>>

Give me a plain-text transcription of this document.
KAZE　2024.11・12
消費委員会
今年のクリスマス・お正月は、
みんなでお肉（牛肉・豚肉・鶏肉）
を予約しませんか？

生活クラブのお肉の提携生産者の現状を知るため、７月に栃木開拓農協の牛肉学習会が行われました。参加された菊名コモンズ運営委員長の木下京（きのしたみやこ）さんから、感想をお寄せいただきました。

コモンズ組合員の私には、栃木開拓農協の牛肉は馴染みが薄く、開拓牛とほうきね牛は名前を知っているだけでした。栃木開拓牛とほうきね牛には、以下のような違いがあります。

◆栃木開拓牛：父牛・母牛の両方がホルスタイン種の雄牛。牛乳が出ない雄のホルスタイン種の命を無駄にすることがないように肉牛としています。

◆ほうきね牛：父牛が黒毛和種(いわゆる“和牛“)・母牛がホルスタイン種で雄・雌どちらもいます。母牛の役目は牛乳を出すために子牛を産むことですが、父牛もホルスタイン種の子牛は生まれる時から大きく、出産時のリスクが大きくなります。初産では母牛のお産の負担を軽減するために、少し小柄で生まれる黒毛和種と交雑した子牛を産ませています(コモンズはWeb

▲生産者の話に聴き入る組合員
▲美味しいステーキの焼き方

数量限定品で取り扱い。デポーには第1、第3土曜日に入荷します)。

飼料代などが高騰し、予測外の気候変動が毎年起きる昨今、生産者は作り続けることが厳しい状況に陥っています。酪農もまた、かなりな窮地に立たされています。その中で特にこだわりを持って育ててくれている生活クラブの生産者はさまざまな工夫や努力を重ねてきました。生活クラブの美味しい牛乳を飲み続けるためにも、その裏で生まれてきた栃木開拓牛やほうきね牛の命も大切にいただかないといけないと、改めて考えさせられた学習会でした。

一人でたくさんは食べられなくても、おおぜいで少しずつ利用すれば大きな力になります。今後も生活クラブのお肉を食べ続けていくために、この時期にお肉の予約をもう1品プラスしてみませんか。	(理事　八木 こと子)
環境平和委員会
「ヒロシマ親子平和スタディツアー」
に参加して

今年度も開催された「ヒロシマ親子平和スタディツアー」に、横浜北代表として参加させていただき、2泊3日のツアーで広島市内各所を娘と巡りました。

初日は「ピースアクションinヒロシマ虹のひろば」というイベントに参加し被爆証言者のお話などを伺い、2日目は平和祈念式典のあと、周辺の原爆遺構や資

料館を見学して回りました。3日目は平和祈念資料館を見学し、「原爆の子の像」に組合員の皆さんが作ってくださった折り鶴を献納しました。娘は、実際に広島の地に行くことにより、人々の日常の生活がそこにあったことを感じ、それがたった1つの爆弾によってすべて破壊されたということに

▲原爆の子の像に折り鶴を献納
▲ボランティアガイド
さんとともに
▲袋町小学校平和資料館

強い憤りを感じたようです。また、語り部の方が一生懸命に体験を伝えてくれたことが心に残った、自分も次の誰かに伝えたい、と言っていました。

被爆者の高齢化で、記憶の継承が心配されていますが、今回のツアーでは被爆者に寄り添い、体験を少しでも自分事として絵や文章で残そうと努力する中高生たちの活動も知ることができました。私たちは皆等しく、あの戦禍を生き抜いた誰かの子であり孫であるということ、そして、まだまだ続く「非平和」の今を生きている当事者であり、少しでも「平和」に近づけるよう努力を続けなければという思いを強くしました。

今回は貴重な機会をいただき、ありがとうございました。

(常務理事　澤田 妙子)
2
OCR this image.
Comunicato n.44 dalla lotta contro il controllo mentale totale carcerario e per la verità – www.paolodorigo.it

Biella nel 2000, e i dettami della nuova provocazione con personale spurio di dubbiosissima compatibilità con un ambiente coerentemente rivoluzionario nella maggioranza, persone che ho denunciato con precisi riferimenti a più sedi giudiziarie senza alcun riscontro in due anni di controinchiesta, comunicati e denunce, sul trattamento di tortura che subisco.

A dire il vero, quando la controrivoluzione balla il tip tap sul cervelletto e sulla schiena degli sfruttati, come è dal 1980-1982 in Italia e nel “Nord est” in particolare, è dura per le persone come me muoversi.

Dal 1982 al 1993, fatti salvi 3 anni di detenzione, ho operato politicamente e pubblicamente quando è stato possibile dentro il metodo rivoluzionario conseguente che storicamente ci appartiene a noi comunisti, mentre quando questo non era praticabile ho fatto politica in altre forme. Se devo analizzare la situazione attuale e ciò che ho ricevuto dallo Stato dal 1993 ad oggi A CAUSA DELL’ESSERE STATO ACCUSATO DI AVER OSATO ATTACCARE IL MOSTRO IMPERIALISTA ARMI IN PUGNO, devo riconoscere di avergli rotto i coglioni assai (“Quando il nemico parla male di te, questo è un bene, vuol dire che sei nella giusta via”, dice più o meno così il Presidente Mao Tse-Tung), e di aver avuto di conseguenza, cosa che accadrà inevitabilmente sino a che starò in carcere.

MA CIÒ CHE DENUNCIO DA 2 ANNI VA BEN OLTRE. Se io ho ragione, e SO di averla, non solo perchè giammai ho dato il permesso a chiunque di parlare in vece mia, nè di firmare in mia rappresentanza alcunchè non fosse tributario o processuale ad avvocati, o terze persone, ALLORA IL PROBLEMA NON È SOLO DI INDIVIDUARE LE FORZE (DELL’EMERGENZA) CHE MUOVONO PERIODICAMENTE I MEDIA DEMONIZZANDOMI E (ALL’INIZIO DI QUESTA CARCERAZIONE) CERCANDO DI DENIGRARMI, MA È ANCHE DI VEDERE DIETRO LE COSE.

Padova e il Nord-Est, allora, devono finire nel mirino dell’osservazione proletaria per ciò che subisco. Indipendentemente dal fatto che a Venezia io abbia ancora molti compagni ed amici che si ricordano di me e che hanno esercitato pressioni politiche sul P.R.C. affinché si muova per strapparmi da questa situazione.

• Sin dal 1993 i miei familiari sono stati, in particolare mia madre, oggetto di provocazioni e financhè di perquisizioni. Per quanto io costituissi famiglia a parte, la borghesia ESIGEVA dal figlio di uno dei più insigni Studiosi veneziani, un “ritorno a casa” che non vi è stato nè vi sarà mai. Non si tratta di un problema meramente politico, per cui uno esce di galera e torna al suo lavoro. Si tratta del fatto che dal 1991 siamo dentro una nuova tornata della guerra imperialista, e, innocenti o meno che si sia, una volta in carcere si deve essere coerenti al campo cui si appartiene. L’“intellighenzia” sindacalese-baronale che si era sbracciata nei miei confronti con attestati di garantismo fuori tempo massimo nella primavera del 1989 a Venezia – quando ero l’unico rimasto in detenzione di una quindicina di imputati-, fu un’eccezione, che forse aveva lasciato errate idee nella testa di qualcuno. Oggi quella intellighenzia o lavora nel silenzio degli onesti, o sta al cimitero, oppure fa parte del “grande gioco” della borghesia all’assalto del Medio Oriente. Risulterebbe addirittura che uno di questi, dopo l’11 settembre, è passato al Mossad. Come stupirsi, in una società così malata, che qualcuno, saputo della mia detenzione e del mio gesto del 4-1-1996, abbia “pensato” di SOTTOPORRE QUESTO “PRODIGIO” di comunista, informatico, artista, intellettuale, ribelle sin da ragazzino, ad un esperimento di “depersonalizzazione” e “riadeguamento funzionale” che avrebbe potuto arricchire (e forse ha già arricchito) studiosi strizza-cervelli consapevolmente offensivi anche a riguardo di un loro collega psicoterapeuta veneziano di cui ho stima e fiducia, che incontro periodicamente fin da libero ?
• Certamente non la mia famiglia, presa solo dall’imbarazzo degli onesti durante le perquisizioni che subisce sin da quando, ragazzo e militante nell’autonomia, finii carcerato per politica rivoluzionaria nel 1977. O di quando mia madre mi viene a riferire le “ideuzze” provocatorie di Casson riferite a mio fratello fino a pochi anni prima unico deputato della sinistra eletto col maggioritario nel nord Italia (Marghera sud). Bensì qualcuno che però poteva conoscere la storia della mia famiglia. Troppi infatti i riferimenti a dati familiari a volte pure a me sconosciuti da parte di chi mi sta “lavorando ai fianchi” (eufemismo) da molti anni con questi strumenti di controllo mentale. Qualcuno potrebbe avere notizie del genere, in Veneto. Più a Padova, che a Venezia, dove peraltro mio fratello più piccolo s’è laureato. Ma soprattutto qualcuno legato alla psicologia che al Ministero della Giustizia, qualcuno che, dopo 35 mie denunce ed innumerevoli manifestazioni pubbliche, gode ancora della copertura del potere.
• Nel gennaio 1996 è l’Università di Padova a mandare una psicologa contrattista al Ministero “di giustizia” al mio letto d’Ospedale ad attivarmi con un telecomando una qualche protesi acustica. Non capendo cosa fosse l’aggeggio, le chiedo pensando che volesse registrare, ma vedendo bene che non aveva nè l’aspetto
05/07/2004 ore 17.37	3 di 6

<<

| The task |
Among the lines of the material, find those that hold the word "situazione" and copy them.

| Reply |
Dal 1982 al 1993, fatti salvi 3 anni di detenzione, ho operato politicamente e pubblicamente quando è stato possibile dentro il metodo rivoluzionario conseguente che storicamente ci appartiene a noi comunisti, mentre quando questo non era praticabile ho fatto politica in altre forme. Se devo analizzare la situazione attuale e ciò che ho ricevuto dallo Stato dal 1993 ad oggi A CAUSA DELL’ESSERE STATO ACCUSATO DI AVER OSATO ATTACCARE IL MOSTRO IMPERIALISTA ARMI IN PUGNO, devo riconoscere di avergli rotto i coglioni assai (“Quando il nemico parla male di te, questo è un bene, vuol dire che sei nella giusta via”, dice più o meno così il Presidente Mao Tse-Tung), e di aver avuto di conseguenza, cosa che accadrà inevitabilmente sino a che starò in carcere.
Padova e il Nord-Est, allora, devono finire nel mirino dell’osservazione proletaria per ciò che subisco. Indipendentemente dal fatto che a Venezia io abbia ancora molti compagni ed amici che si ricordano di me e che hanno esercitato pressioni politiche sul P.R.C. affinché si muova per strapparmi da questa situazione.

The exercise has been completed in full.